[EXTRACTED ENTRIES]
========================================
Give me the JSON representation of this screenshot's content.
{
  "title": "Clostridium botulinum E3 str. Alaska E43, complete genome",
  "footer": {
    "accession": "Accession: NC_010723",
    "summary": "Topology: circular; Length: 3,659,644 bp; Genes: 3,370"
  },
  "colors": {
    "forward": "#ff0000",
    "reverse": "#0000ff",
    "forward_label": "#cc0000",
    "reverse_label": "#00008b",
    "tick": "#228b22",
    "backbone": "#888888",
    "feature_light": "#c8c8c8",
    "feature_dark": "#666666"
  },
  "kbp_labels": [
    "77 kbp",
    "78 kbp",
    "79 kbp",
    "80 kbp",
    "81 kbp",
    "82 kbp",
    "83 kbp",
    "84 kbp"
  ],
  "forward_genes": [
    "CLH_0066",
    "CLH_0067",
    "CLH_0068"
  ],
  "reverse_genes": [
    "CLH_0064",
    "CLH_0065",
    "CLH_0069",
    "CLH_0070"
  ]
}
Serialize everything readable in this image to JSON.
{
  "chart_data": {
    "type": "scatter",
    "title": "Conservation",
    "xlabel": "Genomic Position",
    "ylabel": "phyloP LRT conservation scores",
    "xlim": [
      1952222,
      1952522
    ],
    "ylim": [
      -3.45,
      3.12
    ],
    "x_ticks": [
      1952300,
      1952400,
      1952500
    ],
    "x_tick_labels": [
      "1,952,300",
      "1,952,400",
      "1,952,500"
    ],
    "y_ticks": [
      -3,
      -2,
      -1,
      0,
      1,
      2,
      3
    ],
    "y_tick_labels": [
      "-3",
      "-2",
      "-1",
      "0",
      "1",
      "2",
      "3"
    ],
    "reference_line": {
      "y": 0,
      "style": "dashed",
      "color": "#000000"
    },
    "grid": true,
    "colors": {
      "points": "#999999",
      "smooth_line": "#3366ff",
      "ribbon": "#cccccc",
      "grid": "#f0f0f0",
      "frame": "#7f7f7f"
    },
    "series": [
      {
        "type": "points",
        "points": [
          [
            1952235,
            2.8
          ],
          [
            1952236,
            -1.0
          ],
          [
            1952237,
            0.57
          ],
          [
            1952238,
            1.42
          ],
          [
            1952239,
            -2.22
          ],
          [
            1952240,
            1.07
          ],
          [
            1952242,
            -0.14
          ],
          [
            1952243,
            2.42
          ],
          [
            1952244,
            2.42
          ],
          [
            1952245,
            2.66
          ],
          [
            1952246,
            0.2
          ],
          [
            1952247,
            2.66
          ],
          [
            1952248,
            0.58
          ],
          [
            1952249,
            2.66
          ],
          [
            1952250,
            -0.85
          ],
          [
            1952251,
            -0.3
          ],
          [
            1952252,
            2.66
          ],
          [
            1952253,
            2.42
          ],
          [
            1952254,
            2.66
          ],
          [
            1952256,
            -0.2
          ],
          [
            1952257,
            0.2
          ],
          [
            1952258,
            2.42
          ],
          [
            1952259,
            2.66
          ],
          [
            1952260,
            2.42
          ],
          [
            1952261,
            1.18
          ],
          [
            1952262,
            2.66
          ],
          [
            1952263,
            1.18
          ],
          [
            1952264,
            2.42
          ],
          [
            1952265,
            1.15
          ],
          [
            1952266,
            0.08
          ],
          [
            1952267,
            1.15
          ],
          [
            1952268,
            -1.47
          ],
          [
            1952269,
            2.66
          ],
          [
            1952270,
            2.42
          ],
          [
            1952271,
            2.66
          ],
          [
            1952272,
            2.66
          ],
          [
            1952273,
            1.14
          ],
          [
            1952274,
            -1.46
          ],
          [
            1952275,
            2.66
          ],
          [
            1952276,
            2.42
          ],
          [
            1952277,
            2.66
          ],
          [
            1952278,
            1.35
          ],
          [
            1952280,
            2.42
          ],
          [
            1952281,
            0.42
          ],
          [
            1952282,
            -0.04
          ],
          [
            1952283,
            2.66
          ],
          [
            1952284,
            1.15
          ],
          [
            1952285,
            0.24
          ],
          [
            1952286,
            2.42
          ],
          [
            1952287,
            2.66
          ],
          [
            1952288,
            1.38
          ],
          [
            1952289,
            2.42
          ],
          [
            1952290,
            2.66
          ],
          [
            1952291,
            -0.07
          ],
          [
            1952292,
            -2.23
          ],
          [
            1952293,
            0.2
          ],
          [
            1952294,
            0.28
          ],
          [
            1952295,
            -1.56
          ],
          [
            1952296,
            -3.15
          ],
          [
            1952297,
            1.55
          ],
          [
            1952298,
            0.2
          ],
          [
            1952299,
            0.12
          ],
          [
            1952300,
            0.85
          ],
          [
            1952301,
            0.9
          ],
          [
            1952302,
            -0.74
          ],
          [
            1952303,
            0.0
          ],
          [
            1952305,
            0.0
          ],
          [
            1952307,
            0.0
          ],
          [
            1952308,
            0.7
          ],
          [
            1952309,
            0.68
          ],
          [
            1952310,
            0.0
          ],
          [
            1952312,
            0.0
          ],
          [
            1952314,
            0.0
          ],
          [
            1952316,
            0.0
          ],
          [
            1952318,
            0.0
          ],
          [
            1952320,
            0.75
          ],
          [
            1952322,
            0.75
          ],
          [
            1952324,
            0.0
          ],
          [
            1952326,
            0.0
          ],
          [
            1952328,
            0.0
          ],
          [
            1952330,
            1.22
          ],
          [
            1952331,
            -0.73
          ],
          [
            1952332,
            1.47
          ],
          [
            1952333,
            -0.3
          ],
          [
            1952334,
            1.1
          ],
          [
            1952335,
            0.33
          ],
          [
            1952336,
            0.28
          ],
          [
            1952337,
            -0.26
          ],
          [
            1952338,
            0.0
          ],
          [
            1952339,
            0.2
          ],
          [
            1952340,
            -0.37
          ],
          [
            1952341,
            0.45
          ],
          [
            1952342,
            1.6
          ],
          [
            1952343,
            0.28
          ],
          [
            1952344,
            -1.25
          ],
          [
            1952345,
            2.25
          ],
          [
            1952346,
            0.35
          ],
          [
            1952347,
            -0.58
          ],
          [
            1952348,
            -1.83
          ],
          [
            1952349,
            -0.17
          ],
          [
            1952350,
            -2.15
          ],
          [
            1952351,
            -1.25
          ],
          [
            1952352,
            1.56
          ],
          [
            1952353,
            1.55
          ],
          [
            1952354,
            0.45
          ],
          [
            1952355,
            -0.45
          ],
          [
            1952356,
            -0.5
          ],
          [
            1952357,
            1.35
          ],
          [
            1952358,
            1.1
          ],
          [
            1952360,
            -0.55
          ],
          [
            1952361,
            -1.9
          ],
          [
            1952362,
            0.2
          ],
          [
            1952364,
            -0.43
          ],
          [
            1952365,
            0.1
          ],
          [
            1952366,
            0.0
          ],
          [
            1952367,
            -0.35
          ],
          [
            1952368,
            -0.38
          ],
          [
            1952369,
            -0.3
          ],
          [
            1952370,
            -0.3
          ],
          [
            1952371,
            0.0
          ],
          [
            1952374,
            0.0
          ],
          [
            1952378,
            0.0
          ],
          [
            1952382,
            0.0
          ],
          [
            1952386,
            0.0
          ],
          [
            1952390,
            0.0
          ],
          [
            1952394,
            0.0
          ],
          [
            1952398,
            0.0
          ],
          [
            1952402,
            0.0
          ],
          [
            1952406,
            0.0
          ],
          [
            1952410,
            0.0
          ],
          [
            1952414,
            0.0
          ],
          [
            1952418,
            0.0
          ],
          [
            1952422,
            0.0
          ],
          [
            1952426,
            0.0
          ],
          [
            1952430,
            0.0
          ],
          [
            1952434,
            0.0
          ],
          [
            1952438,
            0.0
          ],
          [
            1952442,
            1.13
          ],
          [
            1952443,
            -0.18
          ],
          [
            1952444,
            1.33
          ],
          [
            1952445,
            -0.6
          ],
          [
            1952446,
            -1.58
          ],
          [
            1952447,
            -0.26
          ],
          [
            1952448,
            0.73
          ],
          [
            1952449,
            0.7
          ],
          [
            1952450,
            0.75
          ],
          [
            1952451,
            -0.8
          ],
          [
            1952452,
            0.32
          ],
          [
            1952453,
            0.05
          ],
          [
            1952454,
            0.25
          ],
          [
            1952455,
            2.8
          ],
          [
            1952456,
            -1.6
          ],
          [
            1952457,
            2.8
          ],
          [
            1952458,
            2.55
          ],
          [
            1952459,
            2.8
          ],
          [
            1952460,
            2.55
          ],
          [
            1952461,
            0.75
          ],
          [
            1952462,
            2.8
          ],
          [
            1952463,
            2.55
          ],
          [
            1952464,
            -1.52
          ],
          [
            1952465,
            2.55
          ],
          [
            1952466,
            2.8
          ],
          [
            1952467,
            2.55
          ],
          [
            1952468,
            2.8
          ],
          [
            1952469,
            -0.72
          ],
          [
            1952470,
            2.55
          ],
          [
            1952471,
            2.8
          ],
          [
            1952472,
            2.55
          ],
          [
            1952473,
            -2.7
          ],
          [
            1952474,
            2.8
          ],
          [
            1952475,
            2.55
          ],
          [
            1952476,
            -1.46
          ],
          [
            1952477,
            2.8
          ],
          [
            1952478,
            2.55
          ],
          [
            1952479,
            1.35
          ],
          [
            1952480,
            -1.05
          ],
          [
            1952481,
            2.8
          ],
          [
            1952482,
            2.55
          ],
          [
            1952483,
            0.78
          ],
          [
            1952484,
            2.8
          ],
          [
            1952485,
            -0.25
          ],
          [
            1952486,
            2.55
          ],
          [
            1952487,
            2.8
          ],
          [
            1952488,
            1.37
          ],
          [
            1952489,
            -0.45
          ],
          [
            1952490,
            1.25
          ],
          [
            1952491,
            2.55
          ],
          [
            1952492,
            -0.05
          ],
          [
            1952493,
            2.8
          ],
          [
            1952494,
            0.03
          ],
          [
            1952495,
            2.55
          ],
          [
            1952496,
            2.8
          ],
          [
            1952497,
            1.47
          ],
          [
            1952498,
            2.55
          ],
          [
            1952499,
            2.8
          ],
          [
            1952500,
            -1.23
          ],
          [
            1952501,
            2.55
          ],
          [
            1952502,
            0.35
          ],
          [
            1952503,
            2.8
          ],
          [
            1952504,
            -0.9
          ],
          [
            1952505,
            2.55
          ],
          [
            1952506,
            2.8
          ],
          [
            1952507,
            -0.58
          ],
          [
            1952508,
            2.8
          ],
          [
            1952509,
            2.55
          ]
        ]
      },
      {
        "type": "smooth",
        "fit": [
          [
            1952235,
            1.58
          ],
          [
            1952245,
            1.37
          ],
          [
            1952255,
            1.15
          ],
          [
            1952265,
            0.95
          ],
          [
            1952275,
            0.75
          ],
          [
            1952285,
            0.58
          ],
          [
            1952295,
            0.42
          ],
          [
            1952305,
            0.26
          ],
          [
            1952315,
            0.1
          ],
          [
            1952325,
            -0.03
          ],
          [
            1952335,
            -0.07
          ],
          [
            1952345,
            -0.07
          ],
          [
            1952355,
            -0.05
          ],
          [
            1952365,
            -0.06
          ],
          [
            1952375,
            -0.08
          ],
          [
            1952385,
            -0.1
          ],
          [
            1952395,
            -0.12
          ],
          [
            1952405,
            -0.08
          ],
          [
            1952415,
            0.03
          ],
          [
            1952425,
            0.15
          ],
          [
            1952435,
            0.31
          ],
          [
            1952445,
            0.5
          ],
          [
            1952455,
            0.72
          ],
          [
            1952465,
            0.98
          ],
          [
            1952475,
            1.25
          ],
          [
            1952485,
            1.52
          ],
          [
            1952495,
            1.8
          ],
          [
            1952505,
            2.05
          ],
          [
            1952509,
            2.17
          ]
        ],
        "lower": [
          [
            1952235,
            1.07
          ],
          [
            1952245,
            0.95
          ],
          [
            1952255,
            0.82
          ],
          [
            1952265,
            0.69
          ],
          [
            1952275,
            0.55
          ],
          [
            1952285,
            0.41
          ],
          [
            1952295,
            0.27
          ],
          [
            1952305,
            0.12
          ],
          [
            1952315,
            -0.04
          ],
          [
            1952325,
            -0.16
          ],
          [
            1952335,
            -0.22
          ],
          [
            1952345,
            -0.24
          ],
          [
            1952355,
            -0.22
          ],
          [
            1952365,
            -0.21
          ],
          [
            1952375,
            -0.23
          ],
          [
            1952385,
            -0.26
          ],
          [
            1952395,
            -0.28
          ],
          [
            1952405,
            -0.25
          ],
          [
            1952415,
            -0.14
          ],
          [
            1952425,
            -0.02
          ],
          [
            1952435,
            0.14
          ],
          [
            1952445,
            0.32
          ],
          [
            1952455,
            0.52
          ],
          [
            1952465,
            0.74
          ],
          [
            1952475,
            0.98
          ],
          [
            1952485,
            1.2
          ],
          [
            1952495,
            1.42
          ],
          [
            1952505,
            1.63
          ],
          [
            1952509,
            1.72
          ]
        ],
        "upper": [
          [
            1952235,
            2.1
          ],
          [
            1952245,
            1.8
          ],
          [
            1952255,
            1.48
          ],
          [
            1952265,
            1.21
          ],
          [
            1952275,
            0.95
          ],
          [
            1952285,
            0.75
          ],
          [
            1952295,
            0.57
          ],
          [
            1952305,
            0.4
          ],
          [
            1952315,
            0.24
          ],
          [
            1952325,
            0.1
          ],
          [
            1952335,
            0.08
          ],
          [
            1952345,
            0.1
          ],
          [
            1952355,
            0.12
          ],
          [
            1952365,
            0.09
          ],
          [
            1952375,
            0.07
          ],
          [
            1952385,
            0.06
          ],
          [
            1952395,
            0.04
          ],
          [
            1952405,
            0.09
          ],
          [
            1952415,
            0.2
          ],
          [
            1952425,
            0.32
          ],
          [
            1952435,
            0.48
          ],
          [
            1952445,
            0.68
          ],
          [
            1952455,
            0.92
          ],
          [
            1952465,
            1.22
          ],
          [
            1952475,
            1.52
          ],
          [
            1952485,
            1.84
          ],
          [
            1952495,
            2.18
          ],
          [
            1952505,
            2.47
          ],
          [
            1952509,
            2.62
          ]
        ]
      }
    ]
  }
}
========================================
Report every line in the data that holds "type", copying each one.

[WRITTEN SOLUTION]
    "type": "scatter",
        "type": "points",
        "type": "smooth",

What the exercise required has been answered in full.